| Set task |
In the entries below, identify every line with the string "Verloop" and copy it.

▬▬▬▬▬▬

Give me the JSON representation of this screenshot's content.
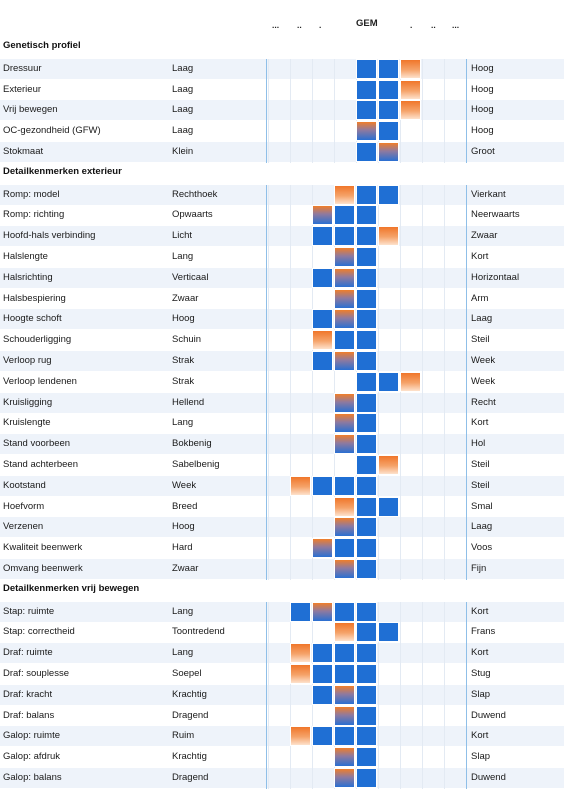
{
  "header": {
    "gem_label": "GEM",
    "dots_left": [
      "...",
      "..",
      "."
    ],
    "dots_right": [
      ".",
      "..",
      "..."
    ]
  },
  "colors": {
    "blue": "#1f6fd4",
    "orange": "#f07e2a",
    "row_shade": "#eef3fa",
    "divider": "#8fbfe8"
  },
  "scale_note": "Bars span a 9-step scale from -4 to +4 around GEM (0)",
  "sections": [
    {
      "title": "Genetisch profiel",
      "rows": [
        {
          "label": "Dressuur",
          "low": "Laag",
          "high": "Hoog",
          "from": 0,
          "to": 3,
          "tip": "orange-right"
        },
        {
          "label": "Exterieur",
          "low": "Laag",
          "high": "Hoog",
          "from": 0,
          "to": 3,
          "tip": "orange-right"
        },
        {
          "label": "Vrij bewegen",
          "low": "Laag",
          "high": "Hoog",
          "from": 0,
          "to": 3,
          "tip": "orange-right"
        },
        {
          "label": "OC-gezondheid (GFW)",
          "low": "Laag",
          "high": "Hoog",
          "from": 0,
          "to": 2,
          "tip": "mix-left"
        },
        {
          "label": "Stokmaat",
          "low": "Klein",
          "high": "Groot",
          "from": 0,
          "to": 2,
          "tip": "mix-right"
        }
      ]
    },
    {
      "title": "Detailkenmerken exterieur",
      "rows": [
        {
          "label": "Romp: model",
          "low": "Rechthoek",
          "high": "Vierkant",
          "from": -1,
          "to": 2,
          "tip": "orange-left"
        },
        {
          "label": "Romp: richting",
          "low": "Opwaarts",
          "high": "Neerwaarts",
          "from": -2,
          "to": 1,
          "tip": "mix-left"
        },
        {
          "label": "Hoofd-hals verbinding",
          "low": "Licht",
          "high": "Zwaar",
          "from": -2,
          "to": 2,
          "tip": "orange-right"
        },
        {
          "label": "Halslengte",
          "low": "Lang",
          "high": "Kort",
          "from": -1,
          "to": 1,
          "tip": "mix-left"
        },
        {
          "label": "Halsrichting",
          "low": "Verticaal",
          "high": "Horizontaal",
          "from": -2,
          "to": 1,
          "tip": "mix-mid"
        },
        {
          "label": "Halsbespiering",
          "low": "Zwaar",
          "high": "Arm",
          "from": -1,
          "to": 1,
          "tip": "mix-left"
        },
        {
          "label": "Hoogte schoft",
          "low": "Hoog",
          "high": "Laag",
          "from": -2,
          "to": 1,
          "tip": "mix-mid"
        },
        {
          "label": "Schouderligging",
          "low": "Schuin",
          "high": "Steil",
          "from": -2,
          "to": 1,
          "tip": "orange-left"
        },
        {
          "label": "Verloop rug",
          "low": "Strak",
          "high": "Week",
          "from": -2,
          "to": 1,
          "tip": "mix-mid"
        },
        {
          "label": "Verloop lendenen",
          "low": "Strak",
          "high": "Week",
          "from": 0,
          "to": 3,
          "tip": "orange-right"
        },
        {
          "label": "Kruisligging",
          "low": "Hellend",
          "high": "Recht",
          "from": -1,
          "to": 1,
          "tip": "mix-left"
        },
        {
          "label": "Kruislengte",
          "low": "Lang",
          "high": "Kort",
          "from": -1,
          "to": 1,
          "tip": "mix-left"
        },
        {
          "label": "Stand voorbeen",
          "low": "Bokbenig",
          "high": "Hol",
          "from": -1,
          "to": 1,
          "tip": "mix-left"
        },
        {
          "label": "Stand achterbeen",
          "low": "Sabelbenig",
          "high": "Steil",
          "from": 0,
          "to": 2,
          "tip": "orange-right"
        },
        {
          "label": "Kootstand",
          "low": "Week",
          "high": "Steil",
          "from": -3,
          "to": 1,
          "tip": "orange-left"
        },
        {
          "label": "Hoefvorm",
          "low": "Breed",
          "high": "Smal",
          "from": -1,
          "to": 2,
          "tip": "orange-left"
        },
        {
          "label": "Verzenen",
          "low": "Hoog",
          "high": "Laag",
          "from": -1,
          "to": 1,
          "tip": "mix-left"
        },
        {
          "label": "Kwaliteit beenwerk",
          "low": "Hard",
          "high": "Voos",
          "from": -2,
          "to": 1,
          "tip": "mix-left"
        },
        {
          "label": "Omvang beenwerk",
          "low": "Zwaar",
          "high": "Fijn",
          "from": -1,
          "to": 1,
          "tip": "mix-left"
        }
      ]
    },
    {
      "title": "Detailkenmerken vrij bewegen",
      "rows": [
        {
          "label": "Stap: ruimte",
          "low": "Lang",
          "high": "Kort",
          "from": -3,
          "to": 1,
          "tip": "mix-second"
        },
        {
          "label": "Stap: correctheid",
          "low": "Toontredend",
          "high": "Frans",
          "from": -1,
          "to": 2,
          "tip": "orange-left"
        },
        {
          "label": "Draf: ruimte",
          "low": "Lang",
          "high": "Kort",
          "from": -3,
          "to": 1,
          "tip": "orange-left"
        },
        {
          "label": "Draf: souplesse",
          "low": "Soepel",
          "high": "Stug",
          "from": -3,
          "to": 1,
          "tip": "orange-left"
        },
        {
          "label": "Draf: kracht",
          "low": "Krachtig",
          "high": "Slap",
          "from": -2,
          "to": 1,
          "tip": "mix-mid"
        },
        {
          "label": "Draf: balans",
          "low": "Dragend",
          "high": "Duwend",
          "from": -1,
          "to": 1,
          "tip": "mix-left"
        },
        {
          "label": "Galop: ruimte",
          "low": "Ruim",
          "high": "Kort",
          "from": -3,
          "to": 1,
          "tip": "orange-left"
        },
        {
          "label": "Galop: afdruk",
          "low": "Krachtig",
          "high": "Slap",
          "from": -1,
          "to": 1,
          "tip": "mix-left"
        },
        {
          "label": "Galop: balans",
          "low": "Dragend",
          "high": "Duwend",
          "from": -1,
          "to": 1,
          "tip": "mix-left"
        }
      ]
    }
  ]
}
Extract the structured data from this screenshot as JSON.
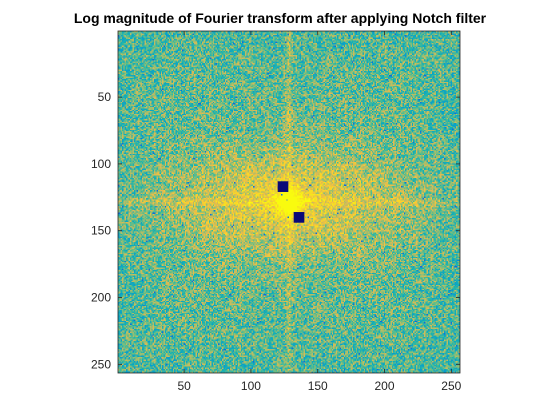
{
  "chart_data": {
    "type": "heatmap",
    "title": "Log magnitude of Fourier transform after applying Notch filter",
    "xlabel": "",
    "ylabel": "",
    "xlim": [
      0.5,
      256.5
    ],
    "ylim": [
      0.5,
      256.5
    ],
    "y_reversed": true,
    "colormap": "parula",
    "xticks": [
      50,
      100,
      150,
      200,
      250
    ],
    "yticks": [
      50,
      100,
      150,
      200,
      250
    ],
    "grid": false,
    "notch_markers": [
      {
        "x": 124,
        "y": 117,
        "size": 8
      },
      {
        "x": 136,
        "y": 140,
        "size": 8
      }
    ]
  },
  "colors": {
    "axis": "#262626",
    "notch": "#0a0a78"
  }
}
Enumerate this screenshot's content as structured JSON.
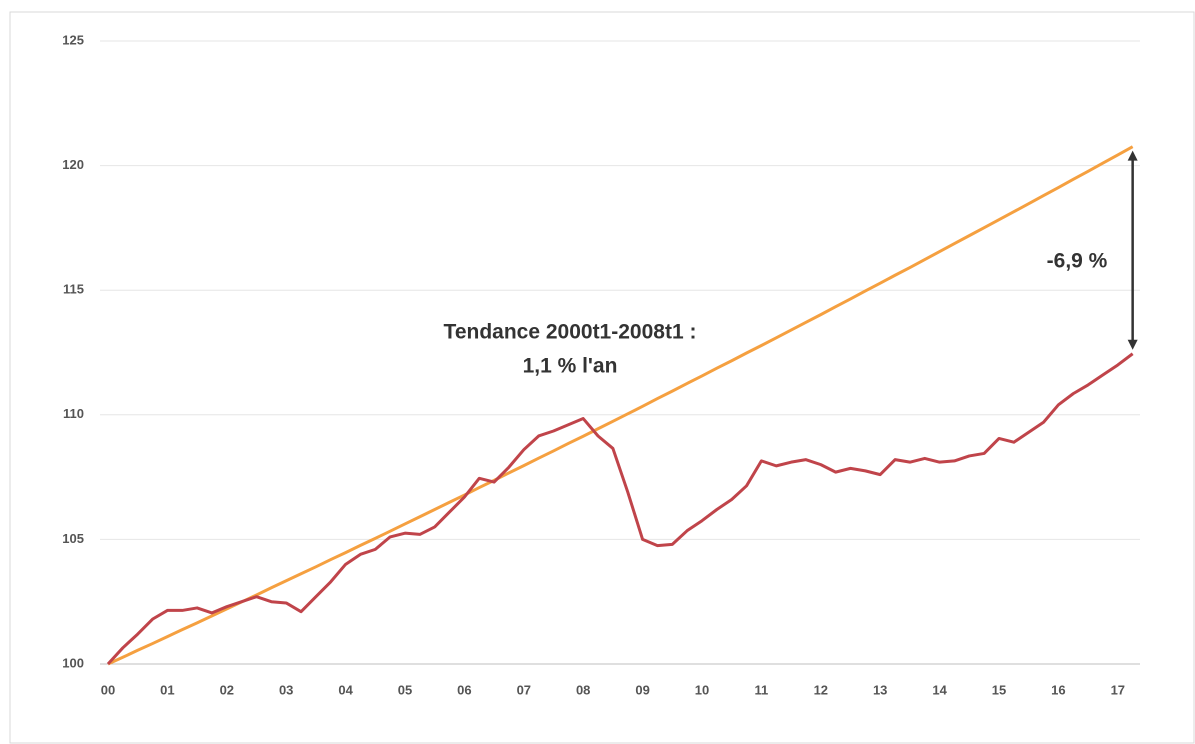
{
  "chart_data": {
    "type": "line",
    "annotations": [
      "Tendance 2000t1-2008t1  :",
      "1,1 % l'an",
      "-6,9 %"
    ],
    "x": [
      0,
      0.25,
      0.5,
      0.75,
      1,
      1.25,
      1.5,
      1.75,
      2,
      2.25,
      2.5,
      2.75,
      3,
      3.25,
      3.5,
      3.75,
      4,
      4.25,
      4.5,
      4.75,
      5,
      5.25,
      5.5,
      5.75,
      6,
      6.25,
      6.5,
      6.75,
      7,
      7.25,
      7.5,
      7.75,
      8,
      8.25,
      8.5,
      8.75,
      9,
      9.25,
      9.5,
      9.75,
      10,
      10.25,
      10.5,
      10.75,
      11,
      11.25,
      11.5,
      11.75,
      12,
      12.25,
      12.5,
      12.75,
      13,
      13.25,
      13.5,
      13.75,
      14,
      14.25,
      14.5,
      14.75,
      15,
      15.25,
      15.5,
      15.75,
      16,
      16.25,
      16.5,
      16.75,
      17,
      17.25
    ],
    "series": [
      {
        "color": "#c0444a",
        "values": [
          100,
          100.65,
          101.2,
          101.8,
          102.15,
          102.15,
          102.25,
          102.05,
          102.3,
          102.5,
          102.7,
          102.5,
          102.45,
          102.1,
          102.7,
          103.3,
          104.0,
          104.4,
          104.6,
          105.1,
          105.25,
          105.2,
          105.5,
          106.1,
          106.7,
          107.45,
          107.3,
          107.9,
          108.6,
          109.15,
          109.35,
          109.6,
          109.85,
          109.15,
          108.65,
          106.9,
          105.0,
          104.75,
          104.8,
          105.35,
          105.75,
          106.2,
          106.6,
          107.15,
          108.15,
          107.95,
          108.1,
          108.2,
          108.0,
          107.7,
          107.85,
          107.75,
          107.6,
          108.2,
          108.1,
          108.25,
          108.1,
          108.15,
          108.35,
          108.45,
          109.05,
          108.9,
          109.3,
          109.7,
          110.4,
          110.85,
          111.2,
          111.6,
          112.0,
          112.45
        ]
      },
      {
        "color": "#f5a040",
        "values": [
          100,
          100.27,
          100.55,
          100.82,
          101.1,
          101.38,
          101.65,
          101.93,
          102.21,
          102.49,
          102.77,
          103.06,
          103.34,
          103.62,
          103.9,
          104.19,
          104.47,
          104.76,
          105.04,
          105.33,
          105.62,
          105.91,
          106.2,
          106.49,
          106.78,
          107.08,
          107.37,
          107.67,
          107.96,
          108.26,
          108.55,
          108.85,
          109.14,
          109.44,
          109.74,
          110.04,
          110.34,
          110.65,
          110.95,
          111.26,
          111.56,
          111.87,
          112.17,
          112.48,
          112.78,
          113.09,
          113.4,
          113.71,
          114.02,
          114.34,
          114.65,
          114.97,
          115.28,
          115.6,
          115.91,
          116.23,
          116.55,
          116.87,
          117.19,
          117.51,
          117.83,
          118.15,
          118.47,
          118.8,
          119.12,
          119.45,
          119.77,
          120.1,
          120.43,
          120.76
        ]
      }
    ],
    "xlim": [
      0,
      17.5
    ],
    "xticks": [
      {
        "value": 0,
        "label": "00"
      },
      {
        "value": 1,
        "label": "01"
      },
      {
        "value": 2,
        "label": "02"
      },
      {
        "value": 3,
        "label": "03"
      },
      {
        "value": 4,
        "label": "04"
      },
      {
        "value": 5,
        "label": "05"
      },
      {
        "value": 6,
        "label": "06"
      },
      {
        "value": 7,
        "label": "07"
      },
      {
        "value": 8,
        "label": "08"
      },
      {
        "value": 9,
        "label": "09"
      },
      10,
      11,
      12,
      13,
      14,
      15,
      16,
      17
    ],
    "ylim": [
      100,
      125
    ],
    "yticks": [
      100,
      105,
      110,
      115,
      120,
      125
    ],
    "grid": true
  }
}
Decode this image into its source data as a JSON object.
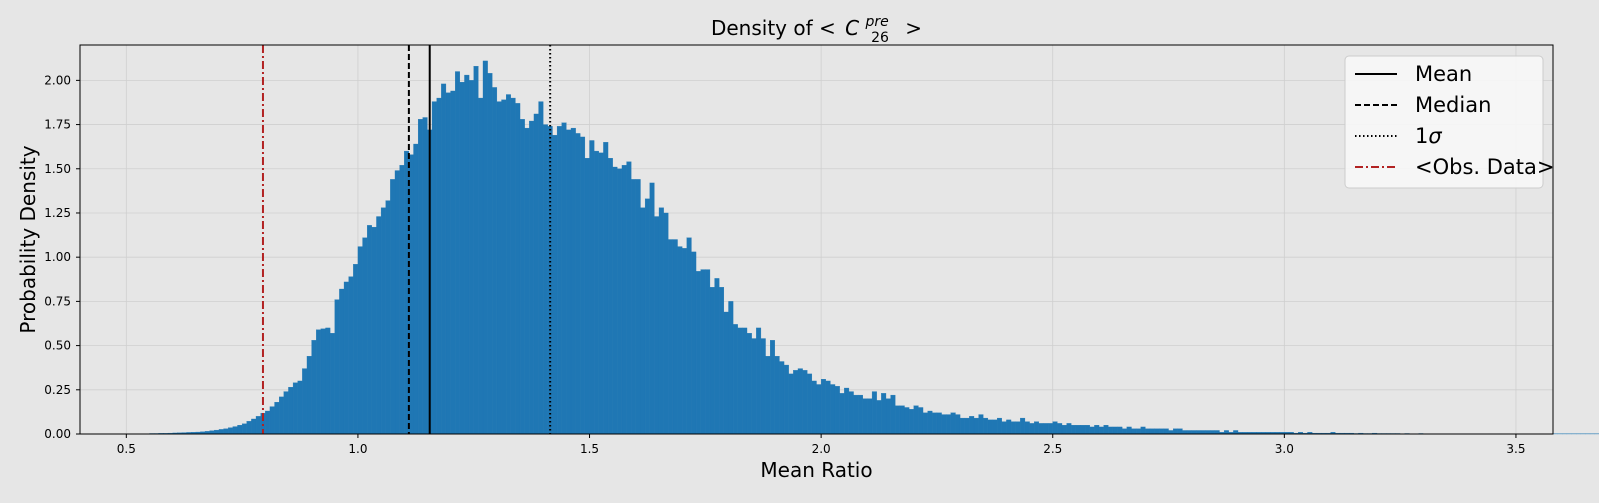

▬▬▬▬▬▬

| Task result |
          "label": "Verloop rug",
          "label": "Verloop lendenen",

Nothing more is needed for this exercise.